### Problem description
All records should be reproduced verbatim.

[Start of Material supplied]

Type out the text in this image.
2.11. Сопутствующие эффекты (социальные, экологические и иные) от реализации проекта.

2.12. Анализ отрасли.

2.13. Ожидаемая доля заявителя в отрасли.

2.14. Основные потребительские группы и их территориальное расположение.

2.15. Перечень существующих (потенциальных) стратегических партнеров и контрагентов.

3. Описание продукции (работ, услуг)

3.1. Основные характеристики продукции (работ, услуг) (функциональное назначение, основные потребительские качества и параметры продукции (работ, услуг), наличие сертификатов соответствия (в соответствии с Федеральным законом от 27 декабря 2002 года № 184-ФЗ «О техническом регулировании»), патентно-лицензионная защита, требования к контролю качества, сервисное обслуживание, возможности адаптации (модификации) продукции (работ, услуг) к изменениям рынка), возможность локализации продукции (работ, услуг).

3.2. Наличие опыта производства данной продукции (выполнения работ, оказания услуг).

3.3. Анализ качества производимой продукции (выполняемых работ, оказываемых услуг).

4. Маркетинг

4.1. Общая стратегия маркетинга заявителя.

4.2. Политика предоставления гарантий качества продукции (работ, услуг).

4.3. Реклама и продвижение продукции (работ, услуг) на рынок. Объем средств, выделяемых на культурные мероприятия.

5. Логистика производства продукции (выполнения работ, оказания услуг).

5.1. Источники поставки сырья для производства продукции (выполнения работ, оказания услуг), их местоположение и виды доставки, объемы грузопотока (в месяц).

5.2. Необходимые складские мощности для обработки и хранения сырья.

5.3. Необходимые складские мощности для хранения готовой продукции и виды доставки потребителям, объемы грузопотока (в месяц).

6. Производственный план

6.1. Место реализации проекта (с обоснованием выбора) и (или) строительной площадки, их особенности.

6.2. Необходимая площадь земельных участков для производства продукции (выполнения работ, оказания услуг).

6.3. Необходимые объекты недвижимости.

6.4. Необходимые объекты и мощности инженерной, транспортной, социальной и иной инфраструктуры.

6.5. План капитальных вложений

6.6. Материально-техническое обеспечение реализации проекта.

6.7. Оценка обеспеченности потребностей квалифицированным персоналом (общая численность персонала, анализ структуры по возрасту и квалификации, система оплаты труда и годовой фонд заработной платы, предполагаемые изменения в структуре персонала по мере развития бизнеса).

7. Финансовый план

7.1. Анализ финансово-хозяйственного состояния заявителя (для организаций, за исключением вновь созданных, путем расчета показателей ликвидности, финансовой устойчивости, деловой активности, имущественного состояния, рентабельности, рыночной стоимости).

[End of Material supplied]

### Answer below
Type out the text in this image.
2.11. Сопутствующие эффекты (социальные, экологические и иные) от реализации проекта.

2.12. Анализ отрасли.

2.13. Ожидаемая доля заявителя в отрасли.

2.14. Основные потребительские группы и их территориальное расположение.

2.15. Перечень существующих (потенциальных) стратегических партнеров и контрагентов.

3. Описание продукции (работ, услуг)

3.1. Основные характеристики продукции (работ, услуг) (функциональное назначение, основные потребительские качества и параметры продукции (работ, услуг), наличие сертификатов соответствия (в соответствии с Федеральным законом от 27 декабря 2002 года № 184-ФЗ «О техническом регулировании»), патентно-лицензионная защита, требования к контролю качества, сервисное обслуживание, возможности адаптации (модификации) продукции (работ, услуг) к изменениям рынка), возможность локализации продукции (работ, услуг).

3.2. Наличие опыта производства данной продукции (выполнения работ, оказания услуг).

3.3. Анализ качества производимой продукции (выполняемых работ, оказываемых услуг).

4. Маркетинг

4.1. Общая стратегия маркетинга заявителя.

4.2. Политика предоставления гарантий качества продукции (работ, услуг).

4.3. Реклама и продвижение продукции (работ, услуг) на рынок. Объем средств, выделяемых на культурные мероприятия.

5. Логистика производства продукции (выполнения работ, оказания услуг).

5.1. Источники поставки сырья для производства продукции (выполнения работ, оказания услуг), их местоположение и виды доставки, объемы грузопотока (в месяц).

5.2. Необходимые складские мощности для обработки и хранения сырья.

5.3. Необходимые складские мощности для хранения готовой продукции и виды доставки потребителям, объемы грузопотока (в месяц).

6. Производственный план

6.1. Место реализации проекта (с обоснованием выбора) и (или) строительной площадки, их особенности.

6.2. Необходимая площадь земельных участков для производства продукции (выполнения работ, оказания услуг).

6.3. Необходимые объекты недвижимости.

6.4. Необходимые объекты и мощности инженерной, транспортной, социальной и иной инфраструктуры.

6.5. План капитальных вложений

6.6. Материально-техническое обеспечение реализации проекта.

6.7. Оценка обеспеченности потребностей квалифицированным персоналом (общая численность персонала, анализ структуры по возрасту и квалификации, система оплаты труда и годовой фонд заработной платы, предполагаемые изменения в структуре персонала по мере развития бизнеса).

7. Финансовый план

7.1. Анализ финансово-хозяйственного состояния заявителя (для организаций, за исключением вновь созданных, путем расчета показателей ликвидности, финансовой устойчивости, деловой активности, имущественного состояния, рентабельности, рыночной стоимости).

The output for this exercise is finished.